OBJECTIVE: Check each line of the listing, and copy it if it contains the word "name".

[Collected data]
··········
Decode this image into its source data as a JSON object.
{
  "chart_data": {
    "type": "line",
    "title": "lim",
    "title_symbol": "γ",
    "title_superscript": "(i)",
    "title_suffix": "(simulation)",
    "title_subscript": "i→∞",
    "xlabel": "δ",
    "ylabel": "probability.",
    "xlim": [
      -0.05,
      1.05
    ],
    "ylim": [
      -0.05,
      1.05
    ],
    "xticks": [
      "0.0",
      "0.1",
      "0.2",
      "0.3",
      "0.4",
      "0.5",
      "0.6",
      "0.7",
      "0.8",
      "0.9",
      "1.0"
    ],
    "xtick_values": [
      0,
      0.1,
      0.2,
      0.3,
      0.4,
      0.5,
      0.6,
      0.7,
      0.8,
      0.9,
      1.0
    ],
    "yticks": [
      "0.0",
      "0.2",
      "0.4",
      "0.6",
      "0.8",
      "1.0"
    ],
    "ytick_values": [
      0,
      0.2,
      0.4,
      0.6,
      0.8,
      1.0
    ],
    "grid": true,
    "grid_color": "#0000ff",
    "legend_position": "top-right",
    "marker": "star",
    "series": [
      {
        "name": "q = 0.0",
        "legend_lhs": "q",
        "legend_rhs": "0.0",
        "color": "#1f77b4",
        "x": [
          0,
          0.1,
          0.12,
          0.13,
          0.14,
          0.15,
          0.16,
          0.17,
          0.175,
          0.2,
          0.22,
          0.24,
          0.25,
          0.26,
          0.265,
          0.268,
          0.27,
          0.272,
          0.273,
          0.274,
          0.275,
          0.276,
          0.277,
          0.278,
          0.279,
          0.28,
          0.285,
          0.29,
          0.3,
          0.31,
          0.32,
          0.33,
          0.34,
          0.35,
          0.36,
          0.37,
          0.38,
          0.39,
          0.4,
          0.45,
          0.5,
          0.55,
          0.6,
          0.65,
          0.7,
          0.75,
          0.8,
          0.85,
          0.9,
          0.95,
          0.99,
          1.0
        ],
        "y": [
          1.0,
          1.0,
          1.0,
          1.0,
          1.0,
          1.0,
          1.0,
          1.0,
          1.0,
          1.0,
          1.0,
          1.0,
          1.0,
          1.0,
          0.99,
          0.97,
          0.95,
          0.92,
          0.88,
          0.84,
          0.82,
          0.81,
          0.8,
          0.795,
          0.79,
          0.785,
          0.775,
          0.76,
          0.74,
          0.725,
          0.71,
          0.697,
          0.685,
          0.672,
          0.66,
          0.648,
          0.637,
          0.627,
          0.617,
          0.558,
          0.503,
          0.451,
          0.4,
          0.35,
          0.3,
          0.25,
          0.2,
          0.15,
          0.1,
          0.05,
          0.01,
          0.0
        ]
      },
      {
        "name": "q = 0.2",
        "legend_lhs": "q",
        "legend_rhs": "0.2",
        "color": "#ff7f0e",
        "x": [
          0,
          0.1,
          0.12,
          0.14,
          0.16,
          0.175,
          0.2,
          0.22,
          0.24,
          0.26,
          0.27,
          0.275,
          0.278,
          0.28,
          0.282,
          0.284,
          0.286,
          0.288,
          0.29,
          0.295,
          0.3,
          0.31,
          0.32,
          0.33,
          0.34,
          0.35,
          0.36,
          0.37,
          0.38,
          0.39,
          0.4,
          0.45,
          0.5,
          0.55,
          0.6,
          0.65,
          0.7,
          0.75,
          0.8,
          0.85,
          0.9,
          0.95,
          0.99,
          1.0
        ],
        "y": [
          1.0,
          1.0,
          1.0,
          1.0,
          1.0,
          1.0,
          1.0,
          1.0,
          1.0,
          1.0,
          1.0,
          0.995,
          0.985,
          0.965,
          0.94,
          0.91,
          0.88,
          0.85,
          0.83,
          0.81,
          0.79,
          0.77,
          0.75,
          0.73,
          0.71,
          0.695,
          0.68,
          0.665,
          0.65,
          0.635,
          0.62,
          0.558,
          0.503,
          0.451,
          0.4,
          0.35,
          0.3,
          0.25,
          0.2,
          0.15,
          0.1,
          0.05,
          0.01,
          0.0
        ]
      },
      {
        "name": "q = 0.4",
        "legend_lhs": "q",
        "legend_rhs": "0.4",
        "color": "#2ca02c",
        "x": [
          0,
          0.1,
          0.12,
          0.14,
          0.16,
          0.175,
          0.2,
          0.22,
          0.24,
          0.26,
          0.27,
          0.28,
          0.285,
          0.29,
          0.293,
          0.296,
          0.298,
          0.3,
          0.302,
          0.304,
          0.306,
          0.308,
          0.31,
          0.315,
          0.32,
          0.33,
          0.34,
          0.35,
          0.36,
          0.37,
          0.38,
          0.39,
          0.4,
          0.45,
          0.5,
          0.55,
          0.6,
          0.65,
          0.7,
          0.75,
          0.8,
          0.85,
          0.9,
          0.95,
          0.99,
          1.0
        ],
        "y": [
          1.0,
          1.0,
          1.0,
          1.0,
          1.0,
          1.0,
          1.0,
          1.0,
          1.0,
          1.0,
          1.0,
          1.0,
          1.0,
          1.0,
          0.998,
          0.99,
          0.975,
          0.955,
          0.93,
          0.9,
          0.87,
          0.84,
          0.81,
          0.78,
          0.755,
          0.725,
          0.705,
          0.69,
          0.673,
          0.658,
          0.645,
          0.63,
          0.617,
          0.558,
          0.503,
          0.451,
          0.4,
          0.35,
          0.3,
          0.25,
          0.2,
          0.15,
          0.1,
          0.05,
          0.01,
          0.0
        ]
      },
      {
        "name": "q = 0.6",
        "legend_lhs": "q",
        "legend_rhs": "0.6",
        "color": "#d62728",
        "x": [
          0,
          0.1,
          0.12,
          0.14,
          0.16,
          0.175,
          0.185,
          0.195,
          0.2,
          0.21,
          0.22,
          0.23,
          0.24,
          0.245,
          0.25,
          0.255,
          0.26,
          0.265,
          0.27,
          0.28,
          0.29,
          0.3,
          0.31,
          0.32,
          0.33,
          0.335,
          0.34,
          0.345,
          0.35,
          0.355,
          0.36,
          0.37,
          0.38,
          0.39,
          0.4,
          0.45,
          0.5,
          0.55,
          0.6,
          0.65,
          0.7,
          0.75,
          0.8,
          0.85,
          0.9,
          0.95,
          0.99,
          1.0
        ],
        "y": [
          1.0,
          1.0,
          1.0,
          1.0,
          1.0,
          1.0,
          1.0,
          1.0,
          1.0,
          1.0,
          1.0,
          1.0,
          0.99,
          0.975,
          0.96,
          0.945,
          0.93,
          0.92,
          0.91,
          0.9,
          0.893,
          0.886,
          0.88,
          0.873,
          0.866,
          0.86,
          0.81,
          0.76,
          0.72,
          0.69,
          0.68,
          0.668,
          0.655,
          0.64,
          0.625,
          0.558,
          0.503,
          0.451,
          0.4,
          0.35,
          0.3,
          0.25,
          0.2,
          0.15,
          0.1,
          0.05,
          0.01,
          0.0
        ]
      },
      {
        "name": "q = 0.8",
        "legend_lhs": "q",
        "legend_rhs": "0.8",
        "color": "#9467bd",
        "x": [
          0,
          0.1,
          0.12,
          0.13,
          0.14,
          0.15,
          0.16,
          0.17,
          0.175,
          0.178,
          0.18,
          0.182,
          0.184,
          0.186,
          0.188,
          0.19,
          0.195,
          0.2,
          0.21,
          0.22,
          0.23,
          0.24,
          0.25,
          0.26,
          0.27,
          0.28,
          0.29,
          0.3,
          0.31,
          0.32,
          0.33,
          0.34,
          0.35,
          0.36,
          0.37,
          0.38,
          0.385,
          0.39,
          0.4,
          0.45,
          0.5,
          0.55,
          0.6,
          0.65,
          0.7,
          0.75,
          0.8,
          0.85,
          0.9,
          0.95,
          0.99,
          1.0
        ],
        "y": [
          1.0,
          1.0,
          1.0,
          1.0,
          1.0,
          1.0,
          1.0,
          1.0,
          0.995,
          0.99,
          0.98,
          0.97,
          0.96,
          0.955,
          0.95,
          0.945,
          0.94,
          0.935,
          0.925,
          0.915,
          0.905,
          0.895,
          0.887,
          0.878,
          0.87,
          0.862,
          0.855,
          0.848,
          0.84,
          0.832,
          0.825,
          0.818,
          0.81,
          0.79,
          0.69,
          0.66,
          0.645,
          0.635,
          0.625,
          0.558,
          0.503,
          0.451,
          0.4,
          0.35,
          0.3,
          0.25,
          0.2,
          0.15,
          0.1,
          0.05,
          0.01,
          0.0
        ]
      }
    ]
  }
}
··········
SOLVED EXERCISE:
        "name": "q = 0.0",
        "name": "q = 0.2",
        "name": "q = 0.4",
        "name": "q = 0.6",
        "name": "q = 0.8",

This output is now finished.